(A run of records)
= = = =

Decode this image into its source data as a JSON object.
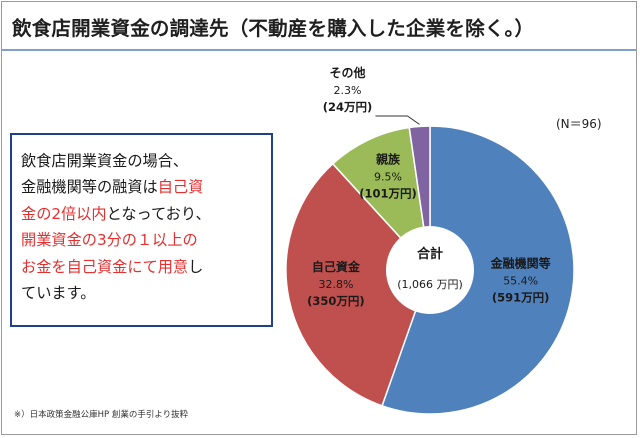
{
  "title": "飲食店開業資金の調達先（不動産を購入した企業を除く。）",
  "sample_size": "(N＝96)",
  "note": {
    "lines": [
      [
        {
          "text": "飲食店開業資金の場合、",
          "emphasis": false
        }
      ],
      [
        {
          "text": "金融機関等の融資は",
          "emphasis": false
        },
        {
          "text": "自己資",
          "emphasis": true
        }
      ],
      [
        {
          "text": "金の2倍以内",
          "emphasis": true
        },
        {
          "text": "となっており、",
          "emphasis": false
        }
      ],
      [
        {
          "text": "開業資金の3分の１以上の",
          "emphasis": true
        }
      ],
      [
        {
          "text": "お金を自己資金にて用意",
          "emphasis": true
        },
        {
          "text": "し",
          "emphasis": false
        }
      ],
      [
        {
          "text": "ています。",
          "emphasis": false
        }
      ]
    ],
    "emphasis_color": "#e53030"
  },
  "footnote": "※）日本政策金融公庫HP 創業の手引より抜粋",
  "chart_data": {
    "type": "pie",
    "title": "飲食店開業資金の調達先（不動産を購入した企業を除く。）",
    "center_label": "合計",
    "center_value": "(1,066 万円)",
    "total": 1066,
    "unit": "万円",
    "slices": [
      {
        "name": "金融機関等",
        "percent": 55.4,
        "percent_label": "55.4%",
        "amount_label": "(591万円)",
        "color": "#4f81bd"
      },
      {
        "name": "自己資金",
        "percent": 32.8,
        "percent_label": "32.8%",
        "amount_label": "(350万円)",
        "color": "#c0504d"
      },
      {
        "name": "親族",
        "percent": 9.5,
        "percent_label": "9.5%",
        "amount_label": "(101万円)",
        "color": "#9bbb59"
      },
      {
        "name": "その他",
        "percent": 2.3,
        "percent_label": "2.3%",
        "amount_label": "(24万円)",
        "color": "#8064a2"
      }
    ]
  }
}
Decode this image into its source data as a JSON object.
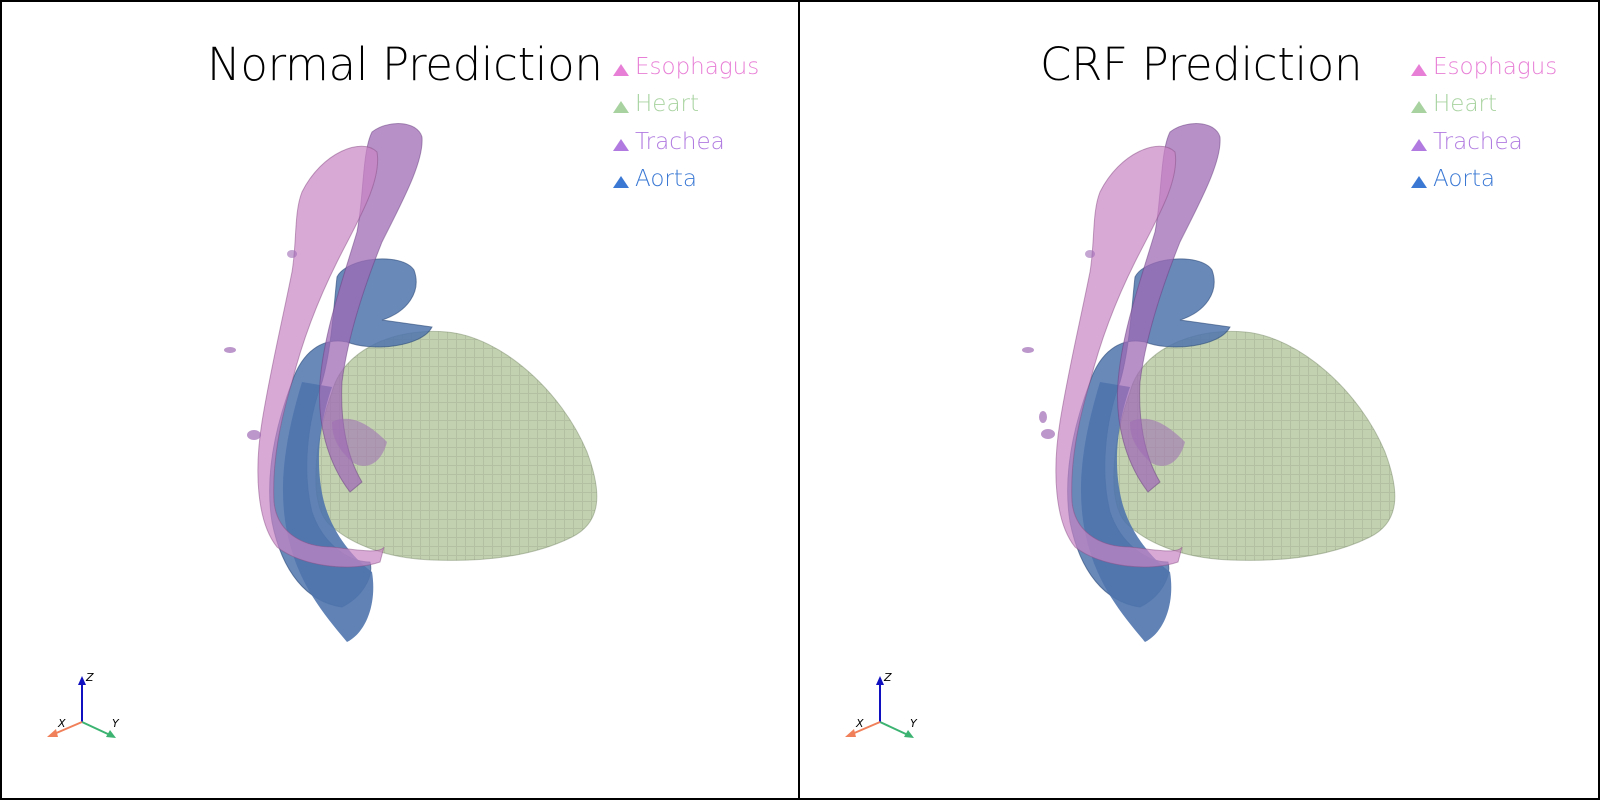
{
  "viewports": [
    {
      "title": "Normal Prediction",
      "legend": [
        {
          "label": "Esophagus",
          "color": "#e87fd6"
        },
        {
          "label": "Heart",
          "color": "#a8d3a0"
        },
        {
          "label": "Trachea",
          "color": "#b07ae0"
        },
        {
          "label": "Aorta",
          "color": "#3a78d4"
        }
      ],
      "axes": {
        "x": "X",
        "y": "Y",
        "z": "Z"
      }
    },
    {
      "title": "CRF Prediction",
      "legend": [
        {
          "label": "Esophagus",
          "color": "#e87fd6"
        },
        {
          "label": "Heart",
          "color": "#a8d3a0"
        },
        {
          "label": "Trachea",
          "color": "#b07ae0"
        },
        {
          "label": "Aorta",
          "color": "#3a78d4"
        }
      ],
      "axes": {
        "x": "X",
        "y": "Y",
        "z": "Z"
      }
    }
  ],
  "mesh_colors": {
    "esophagus": "#c985c4",
    "heart": "#b7c9a2",
    "trachea": "#9f6bb5",
    "aorta": "#4f74ad"
  }
}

= = = =

### Task directions:
Write out the records above once more, word for word, with no pictures.

### Solution for this exercise:
Decode this image into its source data as a JSON object.
{
  "title": "飲食店開業資金の調達先（不動産を購入した企業を除く。）",
  "sample_size": "(N＝96)",
  "note": {
    "lines": [
      [
        {
          "text": "飲食店開業資金の場合、",
          "emphasis": false
        }
      ],
      [
        {
          "text": "金融機関等の融資は",
          "emphasis": false
        },
        {
          "text": "自己資",
          "emphasis": true
        }
      ],
      [
        {
          "text": "金の2倍以内",
          "emphasis": true
        },
        {
          "text": "となっており、",
          "emphasis": false
        }
      ],
      [
        {
          "text": "開業資金の3分の１以上の",
          "emphasis": true
        }
      ],
      [
        {
          "text": "お金を自己資金にて用意",
          "emphasis": true
        },
        {
          "text": "し",
          "emphasis": false
        }
      ],
      [
        {
          "text": "ています。",
          "emphasis": false
        }
      ]
    ],
    "emphasis_color": "#e53030"
  },
  "footnote": "※）日本政策金融公庫HP 創業の手引より抜粋",
  "chart_data": {
    "type": "pie",
    "title": "飲食店開業資金の調達先（不動産を購入した企業を除く。）",
    "center_label": "合計",
    "center_value": "(1,066 万円)",
    "total": 1066,
    "unit": "万円",
    "slices": [
      {
        "name": "金融機関等",
        "percent": 55.4,
        "percent_label": "55.4%",
        "amount_label": "(591万円)",
        "color": "#4f81bd"
      },
      {
        "name": "自己資金",
        "percent": 32.8,
        "percent_label": "32.8%",
        "amount_label": "(350万円)",
        "color": "#c0504d"
      },
      {
        "name": "親族",
        "percent": 9.5,
        "percent_label": "9.5%",
        "amount_label": "(101万円)",
        "color": "#9bbb59"
      },
      {
        "name": "その他",
        "percent": 2.3,
        "percent_label": "2.3%",
        "amount_label": "(24万円)",
        "color": "#8064a2"
      }
    ]
  }
}
Decode this image into its source data as a JSON object.
{
  "viewports": [
    {
      "title": "Normal Prediction",
      "legend": [
        {
          "label": "Esophagus",
          "color": "#e87fd6"
        },
        {
          "label": "Heart",
          "color": "#a8d3a0"
        },
        {
          "label": "Trachea",
          "color": "#b07ae0"
        },
        {
          "label": "Aorta",
          "color": "#3a78d4"
        }
      ],
      "axes": {
        "x": "X",
        "y": "Y",
        "z": "Z"
      }
    },
    {
      "title": "CRF Prediction",
      "legend": [
        {
          "label": "Esophagus",
          "color": "#e87fd6"
        },
        {
          "label": "Heart",
          "color": "#a8d3a0"
        },
        {
          "label": "Trachea",
          "color": "#b07ae0"
        },
        {
          "label": "Aorta",
          "color": "#3a78d4"
        }
      ],
      "axes": {
        "x": "X",
        "y": "Y",
        "z": "Z"
      }
    }
  ],
  "mesh_colors": {
    "esophagus": "#c985c4",
    "heart": "#b7c9a2",
    "trachea": "#9f6bb5",
    "aorta": "#4f74ad"
  }
}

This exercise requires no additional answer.